[TO BE DONE]:
Output only the count of lines that contain "Kerja".

+++ DATA RECORDS +++

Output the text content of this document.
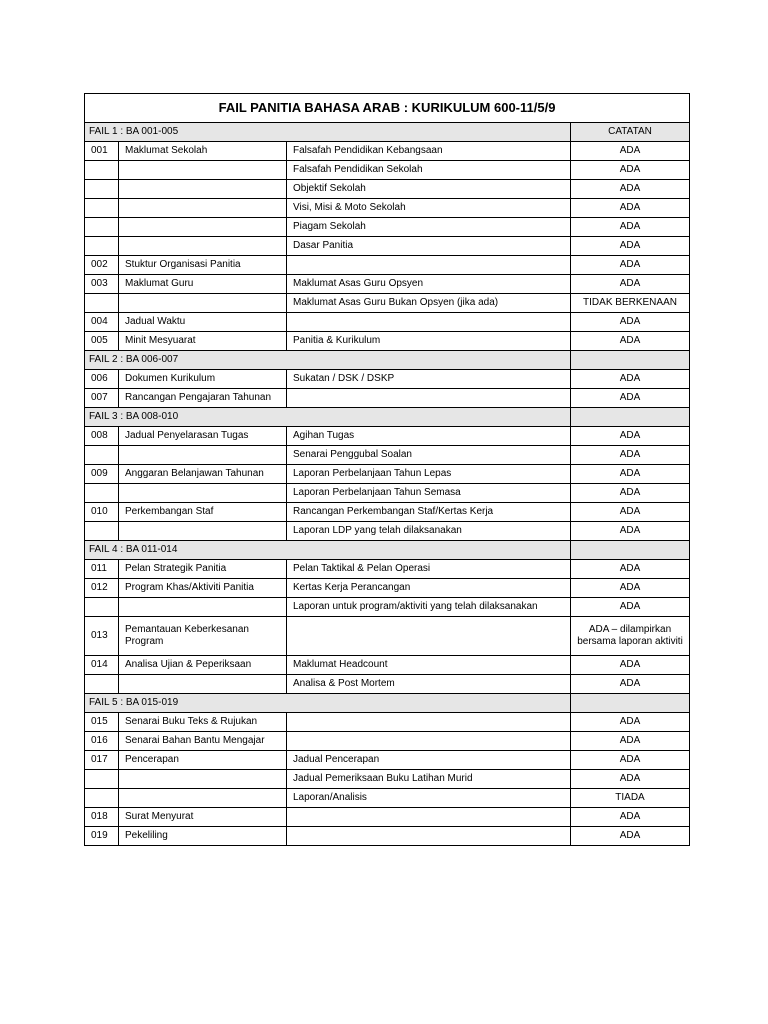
FAIL PANITIA BAHASA ARAB : KURIKULUM 600-11/5/9			
FAIL 1 : BA 001-005			CATATAN
001	Maklumat Sekolah	Falsafah Pendidikan Kebangsaan	ADA
		Falsafah Pendidikan Sekolah	ADA
		Objektif Sekolah	ADA
		Visi, Misi & Moto Sekolah	ADA
		Piagam Sekolah	ADA
		Dasar Panitia	ADA
002	Stuktur Organisasi Panitia		ADA
003	Maklumat Guru	Maklumat Asas Guru Opsyen	ADA
		Maklumat Asas Guru Bukan Opsyen (jika ada)	TIDAK BERKENAAN
004	Jadual Waktu		ADA
005	Minit Mesyuarat	Panitia & Kurikulum	ADA
FAIL 2 : BA 006-007			
006	Dokumen Kurikulum	Sukatan / DSK / DSKP	ADA
007	Rancangan Pengajaran Tahunan		ADA
FAIL 3 : BA 008-010			
008	Jadual Penyelarasan Tugas	Agihan Tugas	ADA
		Senarai Penggubal Soalan	ADA
009	Anggaran Belanjawan Tahunan	Laporan Perbelanjaan Tahun Lepas	ADA
		Laporan Perbelanjaan Tahun Semasa	ADA
010	Perkembangan Staf	Rancangan Perkembangan Staf/Kertas Kerja	ADA
		Laporan LDP yang telah dilaksanakan	ADA
FAIL 4 : BA 011-014			
011	Pelan Strategik Panitia	Pelan Taktikal & Pelan Operasi	ADA
012	Program Khas/Aktiviti Panitia	Kertas Kerja Perancangan	ADA
		Laporan untuk program/aktiviti yang telah dilaksanakan	ADA
013	Pemantauan Keberkesanan Program		ADA – dilampirkan bersama laporan aktiviti
014	Analisa Ujian & Peperiksaan	Maklumat Headcount	ADA
		Analisa & Post Mortem	ADA
FAIL 5 : BA 015-019			
015	Senarai Buku Teks & Rujukan		ADA
016	Senarai Bahan Bantu Mengajar		ADA
017	Pencerapan	Jadual Pencerapan	ADA
		Jadual Pemeriksaan Buku Latihan Murid	ADA
		Laporan/Analisis	TIADA
018	Surat Menyurat		ADA
019	Pekeliling		ADA
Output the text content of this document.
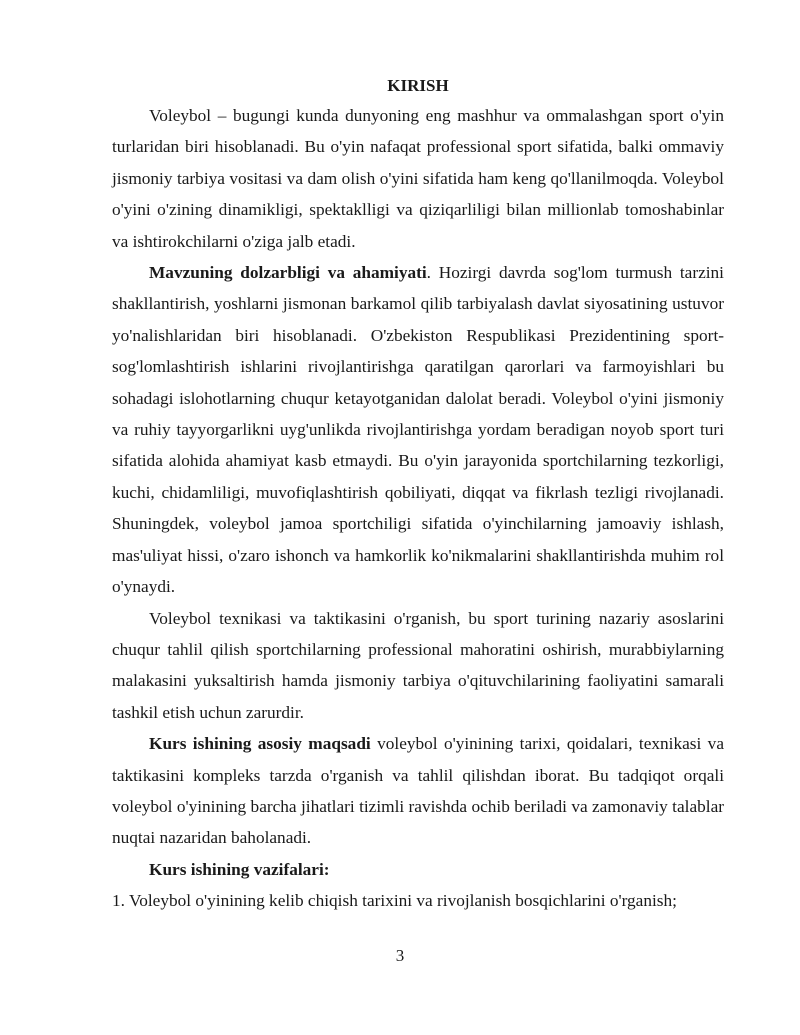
KIRISH

Voleybol – bugungi kunda dunyoning eng mashhur va ommalashgan sport o'yin turlaridan biri hisoblanadi. Bu o'yin nafaqat professional sport sifatida, balki ommaviy jismoniy tarbiya vositasi va dam olish o'yini sifatida ham keng qo'llanilmoqda. Voleybol o'yini o'zining dinamikligi, spektaklligi va qiziqarliligi bilan millionlab tomoshabinlar va ishtirokchilarni o'ziga jalb etadi.

Mavzuning dolzarbligi va ahamiyati. Hozirgi davrda sog'lom turmush tarzini shakllantirish, yoshlarni jismonan barkamol qilib tarbiyalash davlat siyosatining ustuvor yo'nalishlaridan biri hisoblanadi. O'zbekiston Respublikasi Prezidentining sport-sog'lomlashtirish ishlarini rivojlantirishga qaratilgan qarorlari va farmoyishlari bu sohadagi islohotlarning chuqur ketayotganidan dalolat beradi. Voleybol o'yini jismoniy va ruhiy tayyorgarlikni uyg'unlikda rivojlantirishga yordam beradigan noyob sport turi sifatida alohida ahamiyat kasb etmaydi. Bu o'yin jarayonida sportchilarning tezkorligi, kuchi, chidamliligi, muvofiqlashtirish qobiliyati, diqqat va fikrlash tezligi rivojlanadi. Shuningdek, voleybol jamoa sportchiligi sifatida o'yinchilarning jamoaviy ishlash, mas'uliyat hissi, o'zaro ishonch va hamkorlik ko'nikmalarini shakllantirishda muhim rol o'ynaydi.

Voleybol texnikasi va taktikasini o'rganish, bu sport turining nazariy asoslarini chuqur tahlil qilish sportchilarning professional mahoratini oshirish, murabbiylarning malakasini yuksaltirish hamda jismoniy tarbiya o'qituvchilarining faoliyatini samarali tashkil etish uchun zarurdir.

Kurs ishining asosiy maqsadi voleybol o'yinining tarixi, qoidalari, texnikasi va taktikasini kompleks tarzda o'rganish va tahlil qilishdan iborat. Bu tadqiqot orqali voleybol o'yinining barcha jihatlari tizimli ravishda ochib beriladi va zamonaviy talablar nuqtai nazaridan baholanadi.

Kurs ishining vazifalari:

1. Voleybol o'yinining kelib chiqish tarixini va rivojlanish bosqichlarini o'rganish;

3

+++

[COMPLETED TASK]:
2